Please set down all the lines beneath this one exactly, without the pictures.
[start of THE DATA]
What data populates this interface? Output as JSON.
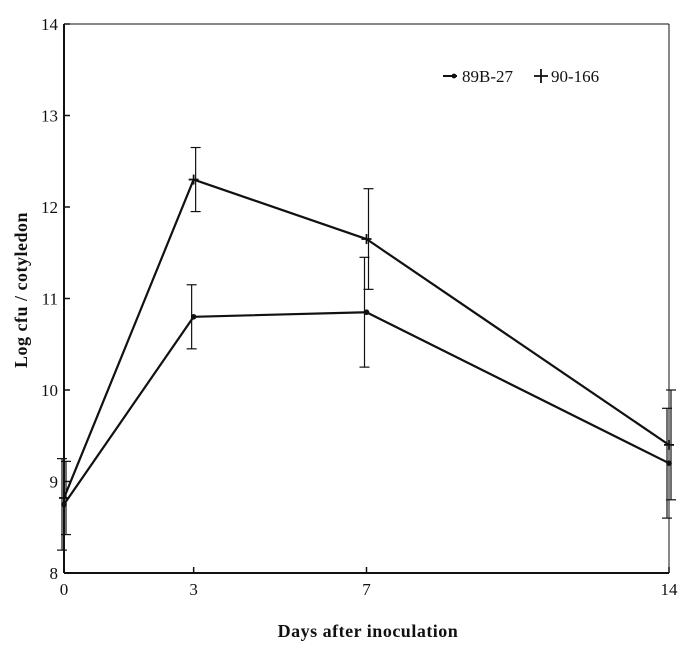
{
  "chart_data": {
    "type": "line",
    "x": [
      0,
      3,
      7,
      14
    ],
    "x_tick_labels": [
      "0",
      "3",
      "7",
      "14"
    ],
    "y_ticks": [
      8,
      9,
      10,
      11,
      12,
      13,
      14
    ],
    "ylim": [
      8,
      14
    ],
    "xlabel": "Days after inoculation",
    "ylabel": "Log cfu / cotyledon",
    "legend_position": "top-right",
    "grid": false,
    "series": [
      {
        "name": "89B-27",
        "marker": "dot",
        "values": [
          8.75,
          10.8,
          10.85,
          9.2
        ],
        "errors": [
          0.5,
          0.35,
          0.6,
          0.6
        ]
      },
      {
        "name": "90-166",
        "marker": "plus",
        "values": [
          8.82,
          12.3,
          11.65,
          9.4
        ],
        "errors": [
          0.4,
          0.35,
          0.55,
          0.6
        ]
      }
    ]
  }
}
[end of THE DATA]
▶ **RESPONSE TO THE TASK**
What data populates this interface? Output as JSON.
{
  "chart_data": {
    "type": "line",
    "x": [
      0,
      3,
      7,
      14
    ],
    "x_tick_labels": [
      "0",
      "3",
      "7",
      "14"
    ],
    "y_ticks": [
      8,
      9,
      10,
      11,
      12,
      13,
      14
    ],
    "ylim": [
      8,
      14
    ],
    "xlabel": "Days after inoculation",
    "ylabel": "Log cfu / cotyledon",
    "legend_position": "top-right",
    "grid": false,
    "series": [
      {
        "name": "89B-27",
        "marker": "dot",
        "values": [
          8.75,
          10.8,
          10.85,
          9.2
        ],
        "errors": [
          0.5,
          0.35,
          0.6,
          0.6
        ]
      },
      {
        "name": "90-166",
        "marker": "plus",
        "values": [
          8.82,
          12.3,
          11.65,
          9.4
        ],
        "errors": [
          0.4,
          0.35,
          0.55,
          0.6
        ]
      }
    ]
  }
}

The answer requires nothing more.